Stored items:
━━━━━━
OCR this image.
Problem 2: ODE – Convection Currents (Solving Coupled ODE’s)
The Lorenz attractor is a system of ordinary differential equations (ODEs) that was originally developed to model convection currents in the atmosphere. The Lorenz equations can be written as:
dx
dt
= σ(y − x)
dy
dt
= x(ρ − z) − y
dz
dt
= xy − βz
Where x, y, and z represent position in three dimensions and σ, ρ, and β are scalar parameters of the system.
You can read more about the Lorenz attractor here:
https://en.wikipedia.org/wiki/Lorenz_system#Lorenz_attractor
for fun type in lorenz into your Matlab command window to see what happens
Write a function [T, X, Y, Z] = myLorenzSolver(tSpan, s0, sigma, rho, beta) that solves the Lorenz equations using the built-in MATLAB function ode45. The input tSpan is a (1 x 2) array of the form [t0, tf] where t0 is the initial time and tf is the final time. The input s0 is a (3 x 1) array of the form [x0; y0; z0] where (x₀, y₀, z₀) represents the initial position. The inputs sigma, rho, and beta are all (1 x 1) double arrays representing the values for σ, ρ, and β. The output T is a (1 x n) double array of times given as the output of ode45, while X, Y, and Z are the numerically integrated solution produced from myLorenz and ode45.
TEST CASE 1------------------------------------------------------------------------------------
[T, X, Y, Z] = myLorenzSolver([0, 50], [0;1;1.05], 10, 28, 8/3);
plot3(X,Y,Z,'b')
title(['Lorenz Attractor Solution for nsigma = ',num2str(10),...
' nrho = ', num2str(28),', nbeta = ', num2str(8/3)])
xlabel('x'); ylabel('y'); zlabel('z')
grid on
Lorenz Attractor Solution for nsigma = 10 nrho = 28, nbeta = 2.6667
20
━━━━━━
BRIEF >>
Emit the records above again, exactly, with no line skipped.

RESULT BELOW >>
OCR this image.
Problem 2: ODE – Convection Currents (Solving Coupled ODE’s)
The Lorenz attractor is a system of ordinary differential equations (ODEs) that was originally developed to model convection currents in the atmosphere. The Lorenz equations can be written as:
dx
dt
= σ(y − x)
dy
dt
= x(ρ − z) − y
dz
dt
= xy − βz
Where x, y, and z represent position in three dimensions and σ, ρ, and β are scalar parameters of the system.
You can read more about the Lorenz attractor here:
https://en.wikipedia.org/wiki/Lorenz_system#Lorenz_attractor
for fun type in lorenz into your Matlab command window to see what happens
Write a function [T, X, Y, Z] = myLorenzSolver(tSpan, s0, sigma, rho, beta) that solves the Lorenz equations using the built-in MATLAB function ode45. The input tSpan is a (1 x 2) array of the form [t0, tf] where t0 is the initial time and tf is the final time. The input s0 is a (3 x 1) array of the form [x0; y0; z0] where (x₀, y₀, z₀) represents the initial position. The inputs sigma, rho, and beta are all (1 x 1) double arrays representing the values for σ, ρ, and β. The output T is a (1 x n) double array of times given as the output of ode45, while X, Y, and Z are the numerically integrated solution produced from myLorenz and ode45.
TEST CASE 1------------------------------------------------------------------------------------
[T, X, Y, Z] = myLorenzSolver([0, 50], [0;1;1.05], 10, 28, 8/3);
plot3(X,Y,Z,'b')
title(['Lorenz Attractor Solution for nsigma = ',num2str(10),...
' nrho = ', num2str(28),', nbeta = ', num2str(8/3)])
xlabel('x'); ylabel('y'); zlabel('z')
grid on
Lorenz Attractor Solution for nsigma = 10 nrho = 28, nbeta = 2.6667
20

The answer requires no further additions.